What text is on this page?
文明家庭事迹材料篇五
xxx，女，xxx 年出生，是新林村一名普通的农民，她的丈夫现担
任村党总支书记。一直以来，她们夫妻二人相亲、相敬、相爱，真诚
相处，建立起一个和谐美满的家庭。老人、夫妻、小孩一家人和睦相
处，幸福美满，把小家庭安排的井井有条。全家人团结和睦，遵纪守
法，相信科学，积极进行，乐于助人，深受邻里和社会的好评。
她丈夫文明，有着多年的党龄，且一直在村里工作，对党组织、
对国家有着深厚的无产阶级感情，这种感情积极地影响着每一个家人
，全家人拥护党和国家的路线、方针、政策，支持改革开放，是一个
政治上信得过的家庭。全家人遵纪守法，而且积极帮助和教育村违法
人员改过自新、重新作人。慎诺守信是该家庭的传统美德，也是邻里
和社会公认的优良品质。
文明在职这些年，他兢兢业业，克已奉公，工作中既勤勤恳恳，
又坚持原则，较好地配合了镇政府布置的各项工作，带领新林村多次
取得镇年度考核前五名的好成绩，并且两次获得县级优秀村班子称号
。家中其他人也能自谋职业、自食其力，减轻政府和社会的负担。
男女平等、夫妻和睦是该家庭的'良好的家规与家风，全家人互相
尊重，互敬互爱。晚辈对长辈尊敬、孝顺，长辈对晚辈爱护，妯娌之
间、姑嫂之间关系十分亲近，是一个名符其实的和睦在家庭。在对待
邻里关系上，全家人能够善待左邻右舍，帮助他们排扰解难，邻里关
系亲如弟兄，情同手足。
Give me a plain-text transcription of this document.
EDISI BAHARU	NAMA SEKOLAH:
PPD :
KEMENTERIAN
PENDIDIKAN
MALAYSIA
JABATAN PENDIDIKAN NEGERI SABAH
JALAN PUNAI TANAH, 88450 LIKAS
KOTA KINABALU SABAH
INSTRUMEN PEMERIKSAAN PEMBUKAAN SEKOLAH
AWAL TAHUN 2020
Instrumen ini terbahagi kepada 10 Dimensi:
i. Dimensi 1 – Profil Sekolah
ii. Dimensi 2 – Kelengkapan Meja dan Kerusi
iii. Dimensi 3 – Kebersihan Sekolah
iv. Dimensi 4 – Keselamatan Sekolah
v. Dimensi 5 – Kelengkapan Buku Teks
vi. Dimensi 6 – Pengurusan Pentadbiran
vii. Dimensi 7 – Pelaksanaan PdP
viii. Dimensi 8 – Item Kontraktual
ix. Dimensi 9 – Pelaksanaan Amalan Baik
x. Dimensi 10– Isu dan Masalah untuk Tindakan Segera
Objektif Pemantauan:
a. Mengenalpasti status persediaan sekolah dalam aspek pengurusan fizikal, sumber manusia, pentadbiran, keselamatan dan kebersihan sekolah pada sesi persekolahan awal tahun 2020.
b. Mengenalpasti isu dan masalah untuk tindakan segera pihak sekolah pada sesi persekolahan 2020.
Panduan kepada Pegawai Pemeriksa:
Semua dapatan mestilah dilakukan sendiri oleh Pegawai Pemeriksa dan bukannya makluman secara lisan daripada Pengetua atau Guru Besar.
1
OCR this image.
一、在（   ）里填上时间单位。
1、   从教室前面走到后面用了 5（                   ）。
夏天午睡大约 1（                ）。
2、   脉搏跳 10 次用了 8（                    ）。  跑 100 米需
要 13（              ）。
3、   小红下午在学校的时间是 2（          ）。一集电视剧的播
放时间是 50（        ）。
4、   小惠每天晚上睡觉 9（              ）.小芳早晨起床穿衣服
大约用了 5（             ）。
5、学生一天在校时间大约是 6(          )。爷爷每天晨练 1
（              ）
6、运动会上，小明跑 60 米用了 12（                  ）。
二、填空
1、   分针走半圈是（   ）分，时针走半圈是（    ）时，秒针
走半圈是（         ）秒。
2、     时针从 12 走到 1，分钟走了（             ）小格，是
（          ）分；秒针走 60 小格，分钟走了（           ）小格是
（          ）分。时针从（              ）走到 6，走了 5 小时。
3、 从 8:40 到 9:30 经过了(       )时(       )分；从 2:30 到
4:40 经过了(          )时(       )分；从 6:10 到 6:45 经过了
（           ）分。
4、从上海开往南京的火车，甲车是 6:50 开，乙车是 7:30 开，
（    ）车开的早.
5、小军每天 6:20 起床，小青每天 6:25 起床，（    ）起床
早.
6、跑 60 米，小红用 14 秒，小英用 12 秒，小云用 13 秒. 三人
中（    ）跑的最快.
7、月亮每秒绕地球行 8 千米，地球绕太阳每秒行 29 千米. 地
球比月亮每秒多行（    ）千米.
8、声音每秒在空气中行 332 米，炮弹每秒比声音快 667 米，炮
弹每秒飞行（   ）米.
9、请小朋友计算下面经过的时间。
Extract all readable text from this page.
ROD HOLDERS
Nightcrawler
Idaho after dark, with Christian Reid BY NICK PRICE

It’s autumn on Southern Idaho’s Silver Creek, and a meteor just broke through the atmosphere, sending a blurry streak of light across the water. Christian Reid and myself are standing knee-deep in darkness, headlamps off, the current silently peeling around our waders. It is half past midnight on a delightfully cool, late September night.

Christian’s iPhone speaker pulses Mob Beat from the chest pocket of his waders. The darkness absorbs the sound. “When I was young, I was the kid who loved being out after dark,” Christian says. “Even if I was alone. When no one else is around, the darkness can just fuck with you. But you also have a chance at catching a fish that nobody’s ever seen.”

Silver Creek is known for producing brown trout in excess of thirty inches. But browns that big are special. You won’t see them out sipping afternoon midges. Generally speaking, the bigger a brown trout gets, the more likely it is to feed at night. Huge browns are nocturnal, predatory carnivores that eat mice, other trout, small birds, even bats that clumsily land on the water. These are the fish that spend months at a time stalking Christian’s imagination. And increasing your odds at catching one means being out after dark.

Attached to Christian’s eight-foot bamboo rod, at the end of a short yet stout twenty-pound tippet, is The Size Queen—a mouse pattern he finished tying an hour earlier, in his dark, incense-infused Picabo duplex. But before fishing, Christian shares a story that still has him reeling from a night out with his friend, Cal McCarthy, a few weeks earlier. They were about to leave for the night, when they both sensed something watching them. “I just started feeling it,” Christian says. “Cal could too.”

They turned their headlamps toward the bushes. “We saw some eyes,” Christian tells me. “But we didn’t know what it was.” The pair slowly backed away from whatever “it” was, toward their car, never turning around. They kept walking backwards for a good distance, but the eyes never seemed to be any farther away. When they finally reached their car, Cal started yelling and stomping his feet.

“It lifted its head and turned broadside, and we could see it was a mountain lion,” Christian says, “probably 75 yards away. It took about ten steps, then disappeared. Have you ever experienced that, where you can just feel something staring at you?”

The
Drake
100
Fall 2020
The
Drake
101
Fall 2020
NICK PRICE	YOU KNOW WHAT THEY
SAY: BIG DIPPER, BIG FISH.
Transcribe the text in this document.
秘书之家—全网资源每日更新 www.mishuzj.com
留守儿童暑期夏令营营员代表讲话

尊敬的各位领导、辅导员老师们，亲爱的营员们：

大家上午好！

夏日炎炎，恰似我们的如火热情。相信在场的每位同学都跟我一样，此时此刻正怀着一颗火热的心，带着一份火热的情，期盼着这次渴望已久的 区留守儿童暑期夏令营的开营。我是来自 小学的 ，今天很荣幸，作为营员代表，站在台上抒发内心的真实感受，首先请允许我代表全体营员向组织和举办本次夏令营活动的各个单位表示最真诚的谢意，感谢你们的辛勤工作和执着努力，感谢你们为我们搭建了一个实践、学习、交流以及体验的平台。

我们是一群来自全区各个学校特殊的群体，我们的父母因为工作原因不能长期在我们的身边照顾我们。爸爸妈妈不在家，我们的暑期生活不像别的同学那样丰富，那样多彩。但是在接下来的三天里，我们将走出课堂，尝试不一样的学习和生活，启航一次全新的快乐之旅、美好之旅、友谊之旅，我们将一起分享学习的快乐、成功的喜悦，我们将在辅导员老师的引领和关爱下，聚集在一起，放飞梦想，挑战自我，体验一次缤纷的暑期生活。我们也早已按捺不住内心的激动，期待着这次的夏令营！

== == ==

**Short exercise**:
Search the records above for "something". Copy each line where it is found.

**Exercise answer**:
Attached to Christian’s eight-foot bamboo rod, at the end of a short yet stout twenty-pound tippet, is The Size Queen—a mouse pattern he finished tying an hour earlier, in his dark, incense-infused Picabo duplex. But before fishing, Christian shares a story that still has him reeling from a night out with his friend, Cal McCarthy, a few weeks earlier. They were about to leave for the night, when they both sensed something watching them. “I just started feeling it,” Christian says. “Cal could too.”
“It lifted its head and turned broadside, and we could see it was a mountain lion,” Christian says, “probably 75 yards away. It took about ten steps, then disappeared. Have you ever experienced that, where you can just feel something staring at you?”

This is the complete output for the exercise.